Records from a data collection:
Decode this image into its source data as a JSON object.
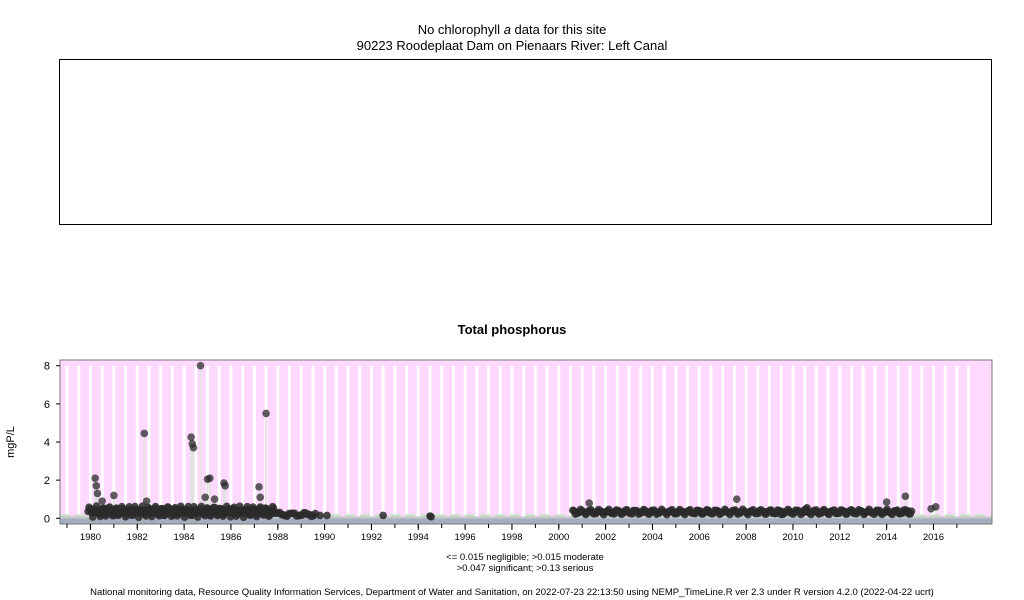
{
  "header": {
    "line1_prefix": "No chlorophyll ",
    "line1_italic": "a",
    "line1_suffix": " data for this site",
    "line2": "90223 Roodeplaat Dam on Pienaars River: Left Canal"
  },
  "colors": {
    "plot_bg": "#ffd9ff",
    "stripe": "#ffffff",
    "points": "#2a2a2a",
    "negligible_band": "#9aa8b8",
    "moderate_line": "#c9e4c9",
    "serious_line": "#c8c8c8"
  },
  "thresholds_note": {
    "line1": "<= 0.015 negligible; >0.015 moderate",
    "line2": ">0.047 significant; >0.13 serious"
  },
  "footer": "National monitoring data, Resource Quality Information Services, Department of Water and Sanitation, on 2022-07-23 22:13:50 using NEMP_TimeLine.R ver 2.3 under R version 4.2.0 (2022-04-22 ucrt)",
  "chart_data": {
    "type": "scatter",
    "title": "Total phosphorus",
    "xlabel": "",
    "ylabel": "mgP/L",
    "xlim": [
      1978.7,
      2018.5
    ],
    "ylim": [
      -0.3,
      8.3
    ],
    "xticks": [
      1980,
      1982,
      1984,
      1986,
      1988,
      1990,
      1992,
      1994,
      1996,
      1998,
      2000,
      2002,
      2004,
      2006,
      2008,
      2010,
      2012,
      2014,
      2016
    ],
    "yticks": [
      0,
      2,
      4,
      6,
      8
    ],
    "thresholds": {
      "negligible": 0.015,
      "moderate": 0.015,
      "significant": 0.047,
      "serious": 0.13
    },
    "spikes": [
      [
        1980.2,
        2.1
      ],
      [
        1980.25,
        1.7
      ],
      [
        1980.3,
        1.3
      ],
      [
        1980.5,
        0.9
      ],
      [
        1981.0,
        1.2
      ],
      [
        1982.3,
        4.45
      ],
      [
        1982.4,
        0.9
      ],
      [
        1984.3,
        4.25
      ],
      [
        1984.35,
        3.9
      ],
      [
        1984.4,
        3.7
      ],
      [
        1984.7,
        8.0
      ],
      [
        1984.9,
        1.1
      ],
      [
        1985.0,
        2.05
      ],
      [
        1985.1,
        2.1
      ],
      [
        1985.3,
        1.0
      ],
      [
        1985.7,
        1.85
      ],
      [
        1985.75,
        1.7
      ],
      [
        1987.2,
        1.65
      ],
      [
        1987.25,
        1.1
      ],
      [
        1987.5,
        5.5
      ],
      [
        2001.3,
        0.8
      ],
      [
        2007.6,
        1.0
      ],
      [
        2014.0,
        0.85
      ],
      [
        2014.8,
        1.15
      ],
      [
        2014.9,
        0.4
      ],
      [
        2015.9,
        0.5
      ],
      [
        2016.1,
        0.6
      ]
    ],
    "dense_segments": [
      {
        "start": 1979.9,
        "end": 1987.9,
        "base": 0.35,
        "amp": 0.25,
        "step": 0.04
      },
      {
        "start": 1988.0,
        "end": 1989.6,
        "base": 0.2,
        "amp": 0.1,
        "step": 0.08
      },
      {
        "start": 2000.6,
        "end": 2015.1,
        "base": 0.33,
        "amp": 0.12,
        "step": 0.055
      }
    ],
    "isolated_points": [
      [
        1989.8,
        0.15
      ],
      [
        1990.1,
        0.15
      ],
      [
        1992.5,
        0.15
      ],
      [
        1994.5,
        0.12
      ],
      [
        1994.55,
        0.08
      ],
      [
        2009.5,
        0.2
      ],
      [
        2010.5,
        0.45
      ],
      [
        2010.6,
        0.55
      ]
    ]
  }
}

_Exercise:_ Can the entries above be repeated exactly, without their pictures?

_Written reply:_
Decode this image into its source data as a JSON object.
{
  "header": {
    "line1_prefix": "No chlorophyll ",
    "line1_italic": "a",
    "line1_suffix": " data for this site",
    "line2": "90223 Roodeplaat Dam on Pienaars River: Left Canal"
  },
  "colors": {
    "plot_bg": "#ffd9ff",
    "stripe": "#ffffff",
    "points": "#2a2a2a",
    "negligible_band": "#9aa8b8",
    "moderate_line": "#c9e4c9",
    "serious_line": "#c8c8c8"
  },
  "thresholds_note": {
    "line1": "<= 0.015 negligible; >0.015 moderate",
    "line2": ">0.047 significant; >0.13 serious"
  },
  "footer": "National monitoring data, Resource Quality Information Services, Department of Water and Sanitation, on 2022-07-23 22:13:50 using NEMP_TimeLine.R ver 2.3 under R version 4.2.0 (2022-04-22 ucrt)",
  "chart_data": {
    "type": "scatter",
    "title": "Total phosphorus",
    "xlabel": "",
    "ylabel": "mgP/L",
    "xlim": [
      1978.7,
      2018.5
    ],
    "ylim": [
      -0.3,
      8.3
    ],
    "xticks": [
      1980,
      1982,
      1984,
      1986,
      1988,
      1990,
      1992,
      1994,
      1996,
      1998,
      2000,
      2002,
      2004,
      2006,
      2008,
      2010,
      2012,
      2014,
      2016
    ],
    "yticks": [
      0,
      2,
      4,
      6,
      8
    ],
    "thresholds": {
      "negligible": 0.015,
      "moderate": 0.015,
      "significant": 0.047,
      "serious": 0.13
    },
    "spikes": [
      [
        1980.2,
        2.1
      ],
      [
        1980.25,
        1.7
      ],
      [
        1980.3,
        1.3
      ],
      [
        1980.5,
        0.9
      ],
      [
        1981.0,
        1.2
      ],
      [
        1982.3,
        4.45
      ],
      [
        1982.4,
        0.9
      ],
      [
        1984.3,
        4.25
      ],
      [
        1984.35,
        3.9
      ],
      [
        1984.4,
        3.7
      ],
      [
        1984.7,
        8.0
      ],
      [
        1984.9,
        1.1
      ],
      [
        1985.0,
        2.05
      ],
      [
        1985.1,
        2.1
      ],
      [
        1985.3,
        1.0
      ],
      [
        1985.7,
        1.85
      ],
      [
        1985.75,
        1.7
      ],
      [
        1987.2,
        1.65
      ],
      [
        1987.25,
        1.1
      ],
      [
        1987.5,
        5.5
      ],
      [
        2001.3,
        0.8
      ],
      [
        2007.6,
        1.0
      ],
      [
        2014.0,
        0.85
      ],
      [
        2014.8,
        1.15
      ],
      [
        2014.9,
        0.4
      ],
      [
        2015.9,
        0.5
      ],
      [
        2016.1,
        0.6
      ]
    ],
    "dense_segments": [
      {
        "start": 1979.9,
        "end": 1987.9,
        "base": 0.35,
        "amp": 0.25,
        "step": 0.04
      },
      {
        "start": 1988.0,
        "end": 1989.6,
        "base": 0.2,
        "amp": 0.1,
        "step": 0.08
      },
      {
        "start": 2000.6,
        "end": 2015.1,
        "base": 0.33,
        "amp": 0.12,
        "step": 0.055
      }
    ],
    "isolated_points": [
      [
        1989.8,
        0.15
      ],
      [
        1990.1,
        0.15
      ],
      [
        1992.5,
        0.15
      ],
      [
        1994.5,
        0.12
      ],
      [
        1994.55,
        0.08
      ],
      [
        2009.5,
        0.2
      ],
      [
        2010.5,
        0.45
      ],
      [
        2010.6,
        0.55
      ]
    ]
  }
}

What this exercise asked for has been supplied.